------ Provided information

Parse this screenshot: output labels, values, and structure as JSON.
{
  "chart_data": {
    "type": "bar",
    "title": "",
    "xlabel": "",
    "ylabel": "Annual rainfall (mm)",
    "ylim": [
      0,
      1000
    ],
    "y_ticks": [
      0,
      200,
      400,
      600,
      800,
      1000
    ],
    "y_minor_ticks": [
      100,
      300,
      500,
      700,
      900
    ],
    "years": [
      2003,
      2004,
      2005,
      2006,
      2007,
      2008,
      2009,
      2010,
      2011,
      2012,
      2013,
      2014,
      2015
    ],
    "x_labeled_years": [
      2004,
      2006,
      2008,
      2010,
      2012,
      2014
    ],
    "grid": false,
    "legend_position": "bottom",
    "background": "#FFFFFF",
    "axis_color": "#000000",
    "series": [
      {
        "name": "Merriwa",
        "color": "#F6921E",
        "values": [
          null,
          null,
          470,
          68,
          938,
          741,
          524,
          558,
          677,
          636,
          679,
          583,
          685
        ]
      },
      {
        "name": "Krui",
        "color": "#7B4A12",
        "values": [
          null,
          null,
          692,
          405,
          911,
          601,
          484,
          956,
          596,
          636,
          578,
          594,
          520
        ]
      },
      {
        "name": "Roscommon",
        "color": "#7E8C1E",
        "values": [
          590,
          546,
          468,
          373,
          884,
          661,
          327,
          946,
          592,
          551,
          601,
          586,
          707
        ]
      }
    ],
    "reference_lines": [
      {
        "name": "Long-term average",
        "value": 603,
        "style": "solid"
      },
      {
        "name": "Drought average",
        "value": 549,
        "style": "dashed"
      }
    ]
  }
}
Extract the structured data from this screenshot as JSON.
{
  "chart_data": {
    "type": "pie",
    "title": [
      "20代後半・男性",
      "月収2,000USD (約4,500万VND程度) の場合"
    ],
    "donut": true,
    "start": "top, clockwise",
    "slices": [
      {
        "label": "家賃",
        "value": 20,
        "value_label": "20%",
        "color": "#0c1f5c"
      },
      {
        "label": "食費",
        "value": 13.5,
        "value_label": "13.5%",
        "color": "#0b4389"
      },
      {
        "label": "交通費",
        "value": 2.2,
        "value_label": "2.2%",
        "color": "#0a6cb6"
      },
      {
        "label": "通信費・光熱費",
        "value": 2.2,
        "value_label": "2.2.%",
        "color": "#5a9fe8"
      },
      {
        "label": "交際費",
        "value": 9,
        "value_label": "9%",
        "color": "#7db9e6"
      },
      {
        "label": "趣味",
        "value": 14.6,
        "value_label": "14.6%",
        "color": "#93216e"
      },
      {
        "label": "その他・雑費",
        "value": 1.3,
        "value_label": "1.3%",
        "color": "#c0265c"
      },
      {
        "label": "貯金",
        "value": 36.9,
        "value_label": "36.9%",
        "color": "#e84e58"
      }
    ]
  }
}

------------

- **Prompt**
Answer with one number: how many lines in the listing hold "screenshot".

- **Answer to the problem**
2